>> Begin Provided data

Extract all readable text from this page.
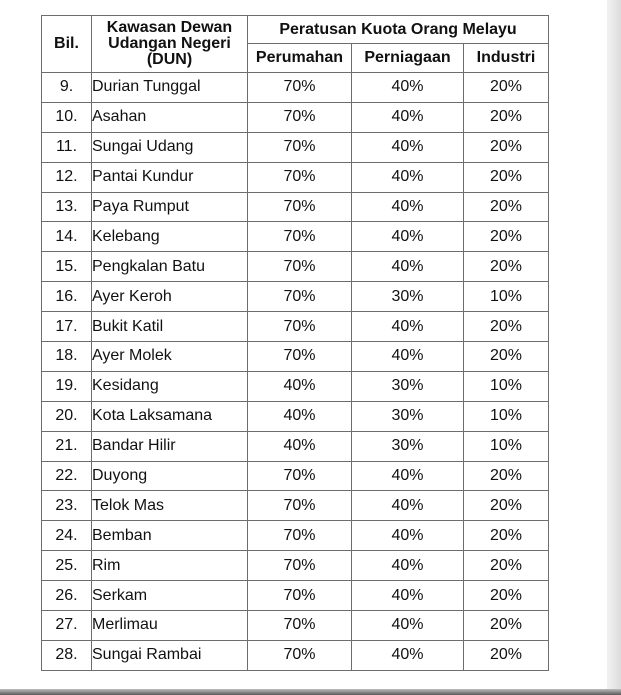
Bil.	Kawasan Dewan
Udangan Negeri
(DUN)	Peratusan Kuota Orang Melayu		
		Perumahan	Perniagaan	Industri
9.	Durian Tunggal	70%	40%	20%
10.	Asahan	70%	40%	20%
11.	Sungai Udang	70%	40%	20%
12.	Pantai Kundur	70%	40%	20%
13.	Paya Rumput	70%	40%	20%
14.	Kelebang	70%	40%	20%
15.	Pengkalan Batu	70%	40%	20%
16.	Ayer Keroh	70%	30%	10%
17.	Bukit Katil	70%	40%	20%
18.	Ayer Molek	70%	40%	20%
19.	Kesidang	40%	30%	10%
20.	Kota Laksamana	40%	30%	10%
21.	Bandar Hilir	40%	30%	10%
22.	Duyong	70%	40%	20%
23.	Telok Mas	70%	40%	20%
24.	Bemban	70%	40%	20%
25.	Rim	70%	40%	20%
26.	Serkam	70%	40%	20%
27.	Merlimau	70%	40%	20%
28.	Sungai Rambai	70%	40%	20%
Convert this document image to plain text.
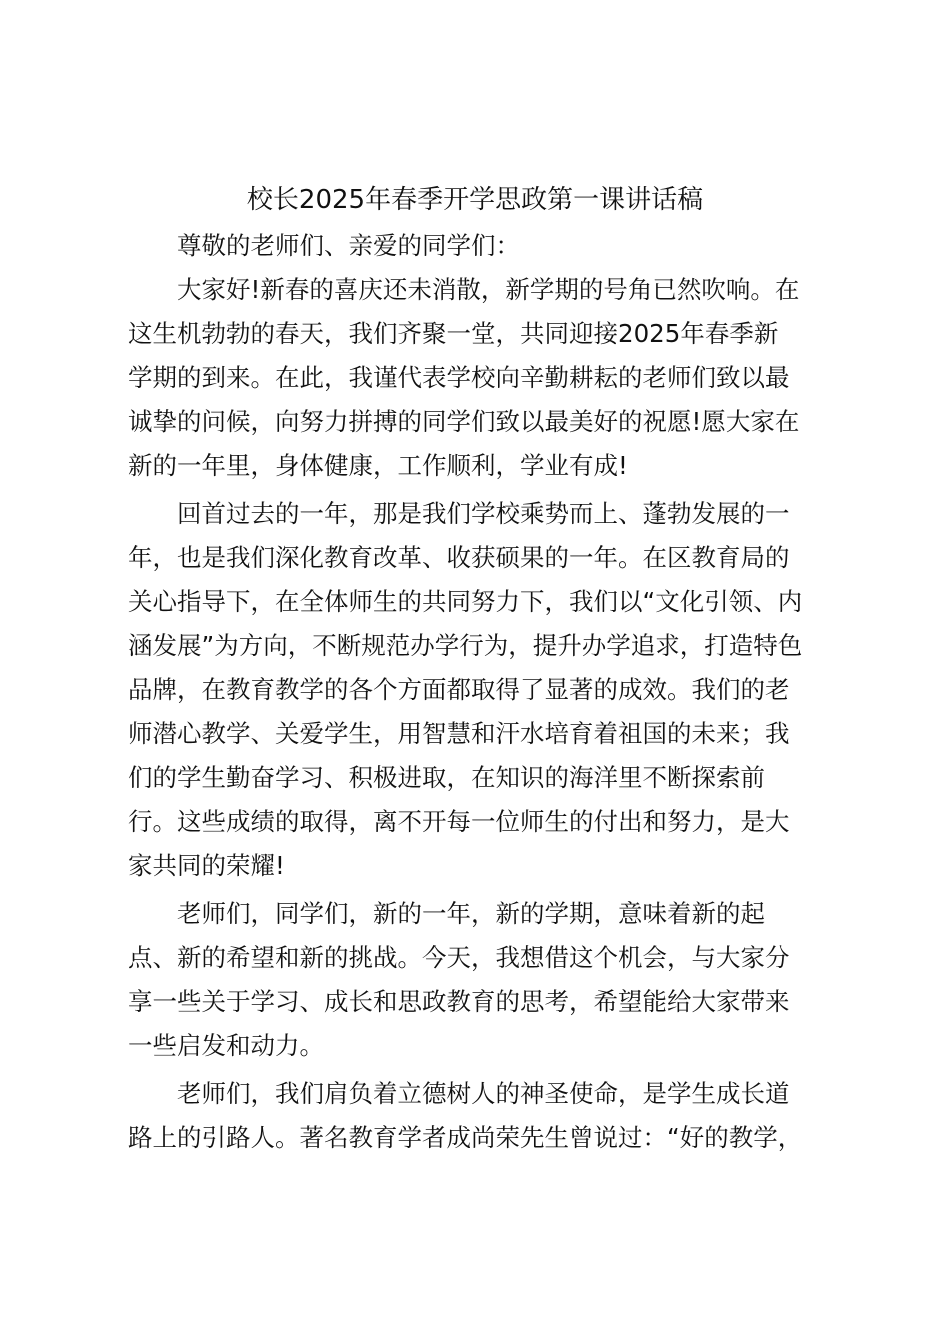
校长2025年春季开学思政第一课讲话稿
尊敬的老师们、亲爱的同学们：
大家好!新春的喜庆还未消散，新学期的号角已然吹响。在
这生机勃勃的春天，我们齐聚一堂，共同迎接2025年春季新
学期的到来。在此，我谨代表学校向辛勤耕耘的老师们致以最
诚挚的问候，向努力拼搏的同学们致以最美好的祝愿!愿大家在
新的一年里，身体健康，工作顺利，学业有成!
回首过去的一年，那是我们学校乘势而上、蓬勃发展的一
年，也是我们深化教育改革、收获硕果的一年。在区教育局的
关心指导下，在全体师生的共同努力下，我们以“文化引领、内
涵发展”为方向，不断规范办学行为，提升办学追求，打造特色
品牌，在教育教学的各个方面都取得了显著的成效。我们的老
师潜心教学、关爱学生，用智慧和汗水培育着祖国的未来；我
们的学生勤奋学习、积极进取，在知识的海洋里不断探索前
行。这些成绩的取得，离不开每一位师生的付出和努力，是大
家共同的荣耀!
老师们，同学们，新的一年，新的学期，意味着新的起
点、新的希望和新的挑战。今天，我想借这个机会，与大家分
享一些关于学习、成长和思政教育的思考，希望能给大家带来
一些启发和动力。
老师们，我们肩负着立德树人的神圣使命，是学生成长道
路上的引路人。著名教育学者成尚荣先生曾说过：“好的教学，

>> End Provided data

* Given problem
Restate the data above word for word. Skip every picture.

* Solution for this task
Extract all readable text from this page.
Bil.	Kawasan Dewan
Udangan Negeri
(DUN)	Peratusan Kuota Orang Melayu		
		Perumahan	Perniagaan	Industri
9.	Durian Tunggal	70%	40%	20%
10.	Asahan	70%	40%	20%
11.	Sungai Udang	70%	40%	20%
12.	Pantai Kundur	70%	40%	20%
13.	Paya Rumput	70%	40%	20%
14.	Kelebang	70%	40%	20%
15.	Pengkalan Batu	70%	40%	20%
16.	Ayer Keroh	70%	30%	10%
17.	Bukit Katil	70%	40%	20%
18.	Ayer Molek	70%	40%	20%
19.	Kesidang	40%	30%	10%
20.	Kota Laksamana	40%	30%	10%
21.	Bandar Hilir	40%	30%	10%
22.	Duyong	70%	40%	20%
23.	Telok Mas	70%	40%	20%
24.	Bemban	70%	40%	20%
25.	Rim	70%	40%	20%
26.	Serkam	70%	40%	20%
27.	Merlimau	70%	40%	20%
28.	Sungai Rambai	70%	40%	20%
Convert this document image to plain text.
校长2025年春季开学思政第一课讲话稿
尊敬的老师们、亲爱的同学们：
大家好!新春的喜庆还未消散，新学期的号角已然吹响。在
这生机勃勃的春天，我们齐聚一堂，共同迎接2025年春季新
学期的到来。在此，我谨代表学校向辛勤耕耘的老师们致以最
诚挚的问候，向努力拼搏的同学们致以最美好的祝愿!愿大家在
新的一年里，身体健康，工作顺利，学业有成!
回首过去的一年，那是我们学校乘势而上、蓬勃发展的一
年，也是我们深化教育改革、收获硕果的一年。在区教育局的
关心指导下，在全体师生的共同努力下，我们以“文化引领、内
涵发展”为方向，不断规范办学行为，提升办学追求，打造特色
品牌，在教育教学的各个方面都取得了显著的成效。我们的老
师潜心教学、关爱学生，用智慧和汗水培育着祖国的未来；我
们的学生勤奋学习、积极进取，在知识的海洋里不断探索前
行。这些成绩的取得，离不开每一位师生的付出和努力，是大
家共同的荣耀!
老师们，同学们，新的一年，新的学期，意味着新的起
点、新的希望和新的挑战。今天，我想借这个机会，与大家分
享一些关于学习、成长和思政教育的思考，希望能给大家带来
一些启发和动力。
老师们，我们肩负着立德树人的神圣使命，是学生成长道
路上的引路人。著名教育学者成尚荣先生曾说过：“好的教学，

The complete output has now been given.